Records for the task:

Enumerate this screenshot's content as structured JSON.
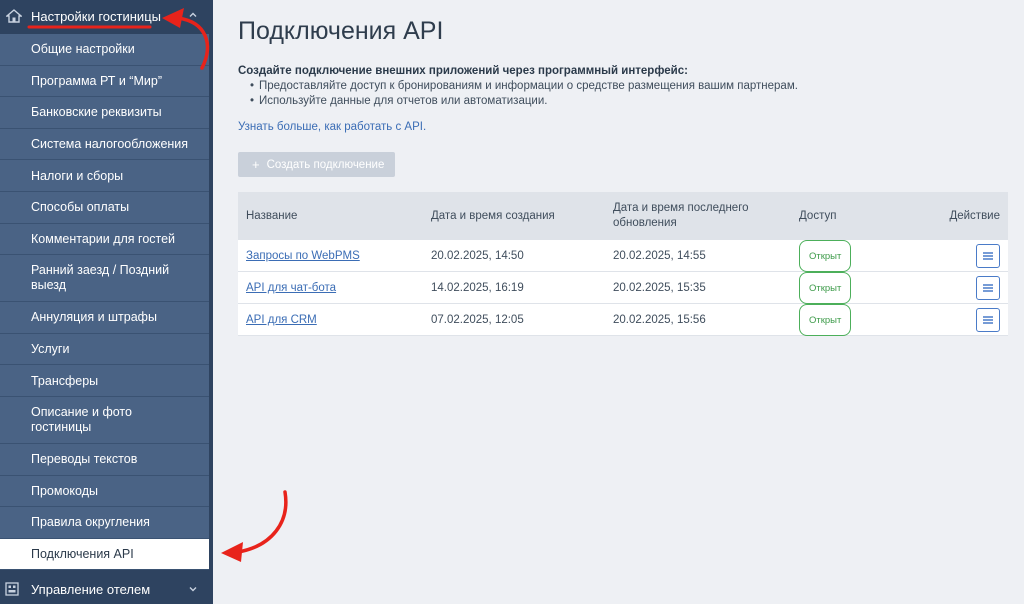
{
  "sidebar": {
    "header": {
      "title": "Настройки гостиницы",
      "icon": "home-icon",
      "chevron": "chevron-up-icon"
    },
    "items": [
      {
        "label": "Общие настройки"
      },
      {
        "label": "Программа РТ и “Мир”"
      },
      {
        "label": "Банковские реквизиты"
      },
      {
        "label": "Система налогообложения"
      },
      {
        "label": "Налоги и сборы"
      },
      {
        "label": "Способы оплаты"
      },
      {
        "label": "Комментарии для гостей"
      },
      {
        "label": "Ранний заезд / Поздний выезд"
      },
      {
        "label": "Аннуляция и штрафы"
      },
      {
        "label": "Услуги"
      },
      {
        "label": "Трансферы"
      },
      {
        "label": "Описание и фото гостиницы"
      },
      {
        "label": "Переводы текстов"
      },
      {
        "label": "Промокоды"
      },
      {
        "label": "Правила округления"
      },
      {
        "label": "Подключения API"
      }
    ],
    "active_item": "Подключения API",
    "footer": {
      "title": "Управление отелем",
      "icon": "hotel-management-icon",
      "chevron": "chevron-down-icon"
    }
  },
  "main": {
    "title": "Подключения API",
    "intro_lead": "Создайте подключение внешних приложений через программный интерфейс:",
    "bullets": [
      "Предоставляйте доступ к бронированиям и информации о средстве размещения вашим партнерам.",
      "Используйте данные для отчетов или автоматизации."
    ],
    "learn_more": "Узнать больше, как работать с API.",
    "create_button": {
      "icon": "plus-icon",
      "label": "Создать подключение"
    },
    "table": {
      "headers": {
        "name": "Название",
        "created": "Дата и время создания",
        "updated": "Дата и время последнего обновления",
        "access": "Доступ",
        "action": "Действие"
      },
      "rows": [
        {
          "name": "Запросы по WebPMS",
          "created": "20.02.2025, 14:50",
          "updated": "20.02.2025, 14:55",
          "access": "Открыт"
        },
        {
          "name": "API для чат-бота",
          "created": "14.02.2025, 16:19",
          "updated": "20.02.2025, 15:35",
          "access": "Открыт"
        },
        {
          "name": "API для CRM",
          "created": "07.02.2025, 12:05",
          "updated": "20.02.2025, 15:56",
          "access": "Открыт"
        }
      ]
    }
  },
  "colors": {
    "sidebar_dark": "#2e4360",
    "sidebar_item": "#4a6385",
    "link": "#3b6db5",
    "badge_green": "#4caf5a",
    "annotation_red": "#e8231b"
  }
}
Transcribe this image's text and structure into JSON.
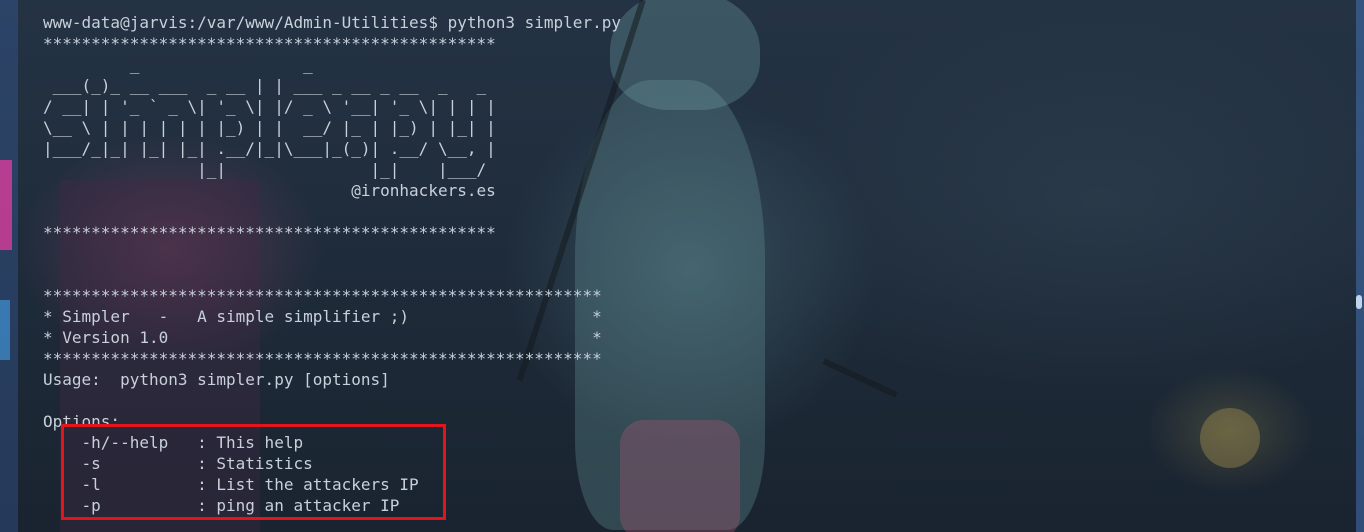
{
  "terminal": {
    "prompt": "www-data@jarvis:/var/www/Admin-Utilities$ python3 simpler.py",
    "stars_short": "***********************************************",
    "ascii_banner": "         _                 _\n ___(_)_ __ ___  _ __ | | ___ _ __ _ __  _   _\n/ __| | '_ ` _ \\| '_ \\| |/ _ \\ '__| '_ \\| | | |\n\\__ \\ | | | | | | |_) | |  __/ |_ | |_) | |_| |\n|___/_|_| |_| |_| .__/|_|\\___|_(_)| .__/ \\__, |\n                |_|               |_|    |___/",
    "handle": "                                @ironhackers.es",
    "stars_long": "**********************************************************",
    "title_line": "* Simpler   -   A simple simplifier ;)                   *",
    "version_line": "* Version 1.0                                            *",
    "usage": "Usage:  python3 simpler.py [options]",
    "options_header": "Options:",
    "options": [
      {
        "flag": "    -h/--help   ",
        "desc": ": This help"
      },
      {
        "flag": "    -s          ",
        "desc": ": Statistics"
      },
      {
        "flag": "    -l          ",
        "desc": ": List the attackers IP"
      },
      {
        "flag": "    -p          ",
        "desc": ": ping an attacker IP"
      }
    ]
  },
  "colors": {
    "text": "#c8d0da",
    "highlight_border": "#e3141b",
    "background": "#1b2531"
  }
}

What is expected: For this exercise, gather every line of the data that contains the word "время".

Final result:
        "created": "Дата и время создания",
        "updated": "Дата и время последнего обновления",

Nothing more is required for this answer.